## Set problem
A verbatim copy of the records is required, with all pictures left out.

## Stored rows
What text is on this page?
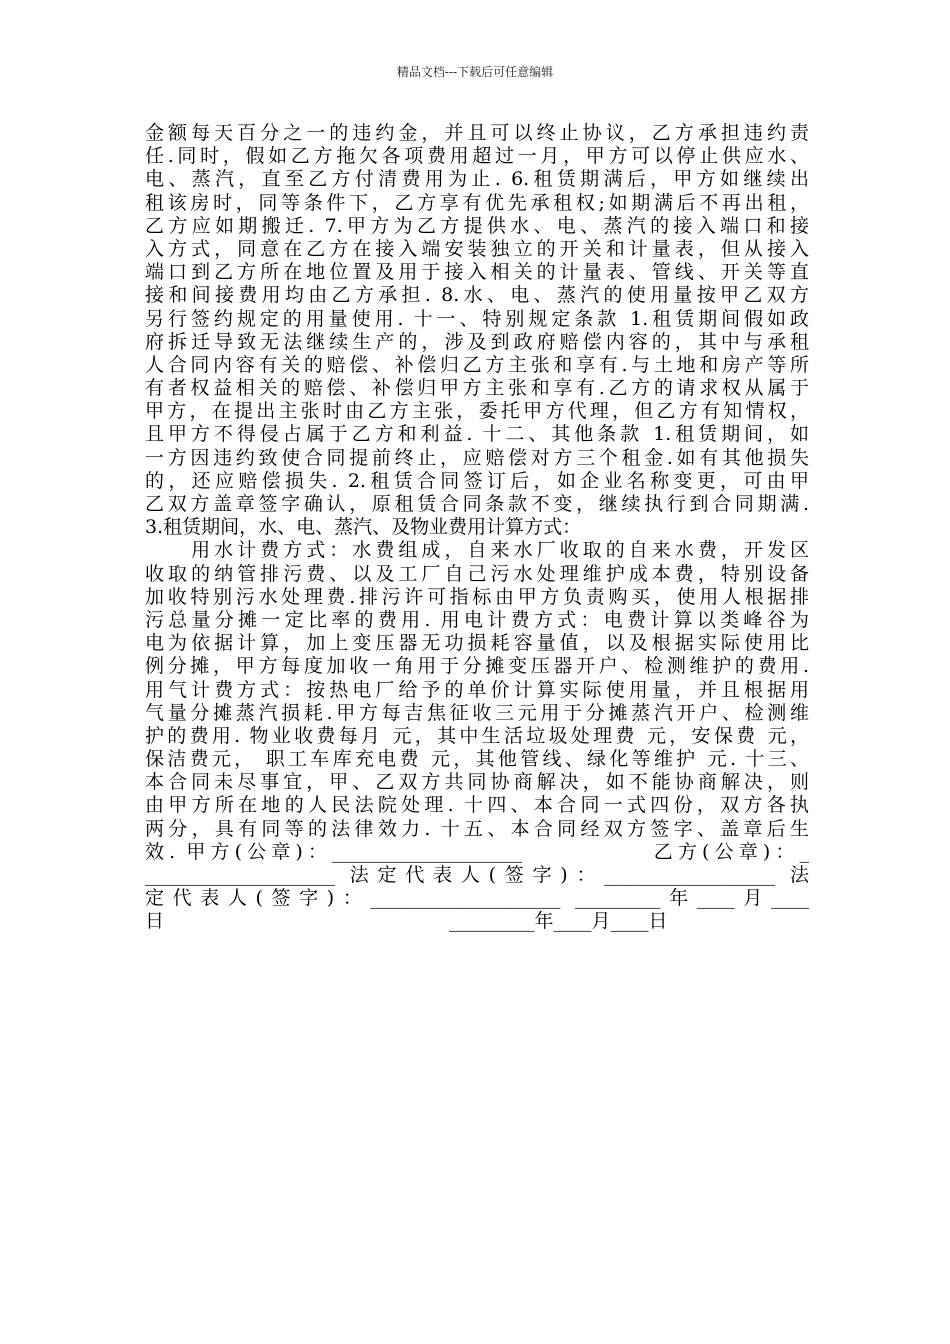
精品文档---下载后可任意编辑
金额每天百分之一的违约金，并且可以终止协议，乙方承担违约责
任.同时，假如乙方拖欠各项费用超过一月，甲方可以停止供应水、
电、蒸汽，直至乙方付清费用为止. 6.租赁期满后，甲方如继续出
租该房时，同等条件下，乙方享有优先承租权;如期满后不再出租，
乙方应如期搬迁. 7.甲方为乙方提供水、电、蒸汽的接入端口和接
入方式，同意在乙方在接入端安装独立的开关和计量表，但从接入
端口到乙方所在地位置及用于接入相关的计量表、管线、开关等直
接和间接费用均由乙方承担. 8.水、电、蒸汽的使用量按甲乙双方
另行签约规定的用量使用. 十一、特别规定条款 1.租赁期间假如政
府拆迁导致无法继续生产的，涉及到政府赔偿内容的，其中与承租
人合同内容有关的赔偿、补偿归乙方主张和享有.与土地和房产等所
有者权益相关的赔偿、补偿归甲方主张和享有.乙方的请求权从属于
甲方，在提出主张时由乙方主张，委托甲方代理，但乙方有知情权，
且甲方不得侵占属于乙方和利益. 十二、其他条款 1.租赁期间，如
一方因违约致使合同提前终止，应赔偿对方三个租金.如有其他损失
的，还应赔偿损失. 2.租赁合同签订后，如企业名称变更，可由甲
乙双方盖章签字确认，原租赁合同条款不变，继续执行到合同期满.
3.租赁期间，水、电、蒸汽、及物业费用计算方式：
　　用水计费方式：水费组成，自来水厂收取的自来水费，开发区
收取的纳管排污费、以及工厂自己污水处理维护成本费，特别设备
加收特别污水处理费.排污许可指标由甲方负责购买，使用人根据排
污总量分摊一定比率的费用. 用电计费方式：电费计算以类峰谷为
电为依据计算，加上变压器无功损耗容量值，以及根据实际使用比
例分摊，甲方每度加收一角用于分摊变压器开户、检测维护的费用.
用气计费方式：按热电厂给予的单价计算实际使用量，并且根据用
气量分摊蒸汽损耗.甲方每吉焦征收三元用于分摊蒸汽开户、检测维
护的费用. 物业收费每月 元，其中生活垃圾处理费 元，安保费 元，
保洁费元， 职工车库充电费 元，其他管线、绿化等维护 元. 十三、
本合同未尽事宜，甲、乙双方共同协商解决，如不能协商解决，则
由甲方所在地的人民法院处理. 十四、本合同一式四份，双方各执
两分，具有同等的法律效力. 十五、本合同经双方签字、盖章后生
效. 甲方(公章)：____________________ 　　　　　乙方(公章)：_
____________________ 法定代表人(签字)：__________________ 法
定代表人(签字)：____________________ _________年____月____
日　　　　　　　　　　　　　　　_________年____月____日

## Solution to this task
What text is on this page?
精品文档---下载后可任意编辑
金额每天百分之一的违约金，并且可以终止协议，乙方承担违约责
任.同时，假如乙方拖欠各项费用超过一月，甲方可以停止供应水、
电、蒸汽，直至乙方付清费用为止. 6.租赁期满后，甲方如继续出
租该房时，同等条件下，乙方享有优先承租权;如期满后不再出租，
乙方应如期搬迁. 7.甲方为乙方提供水、电、蒸汽的接入端口和接
入方式，同意在乙方在接入端安装独立的开关和计量表，但从接入
端口到乙方所在地位置及用于接入相关的计量表、管线、开关等直
接和间接费用均由乙方承担. 8.水、电、蒸汽的使用量按甲乙双方
另行签约规定的用量使用. 十一、特别规定条款 1.租赁期间假如政
府拆迁导致无法继续生产的，涉及到政府赔偿内容的，其中与承租
人合同内容有关的赔偿、补偿归乙方主张和享有.与土地和房产等所
有者权益相关的赔偿、补偿归甲方主张和享有.乙方的请求权从属于
甲方，在提出主张时由乙方主张，委托甲方代理，但乙方有知情权，
且甲方不得侵占属于乙方和利益. 十二、其他条款 1.租赁期间，如
一方因违约致使合同提前终止，应赔偿对方三个租金.如有其他损失
的，还应赔偿损失. 2.租赁合同签订后，如企业名称变更，可由甲
乙双方盖章签字确认，原租赁合同条款不变，继续执行到合同期满.
3.租赁期间，水、电、蒸汽、及物业费用计算方式：
　　用水计费方式：水费组成，自来水厂收取的自来水费，开发区
收取的纳管排污费、以及工厂自己污水处理维护成本费，特别设备
加收特别污水处理费.排污许可指标由甲方负责购买，使用人根据排
污总量分摊一定比率的费用. 用电计费方式：电费计算以类峰谷为
电为依据计算，加上变压器无功损耗容量值，以及根据实际使用比
例分摊，甲方每度加收一角用于分摊变压器开户、检测维护的费用.
用气计费方式：按热电厂给予的单价计算实际使用量，并且根据用
气量分摊蒸汽损耗.甲方每吉焦征收三元用于分摊蒸汽开户、检测维
护的费用. 物业收费每月 元，其中生活垃圾处理费 元，安保费 元，
保洁费元， 职工车库充电费 元，其他管线、绿化等维护 元. 十三、
本合同未尽事宜，甲、乙双方共同协商解决，如不能协商解决，则
由甲方所在地的人民法院处理. 十四、本合同一式四份，双方各执
两分，具有同等的法律效力. 十五、本合同经双方签字、盖章后生
效. 甲方(公章)：____________________ 　　　　　乙方(公章)：_
____________________ 法定代表人(签字)：__________________ 法
定代表人(签字)：____________________ _________年____月____
日　　　　　　　　　　　　　　　_________年____月____日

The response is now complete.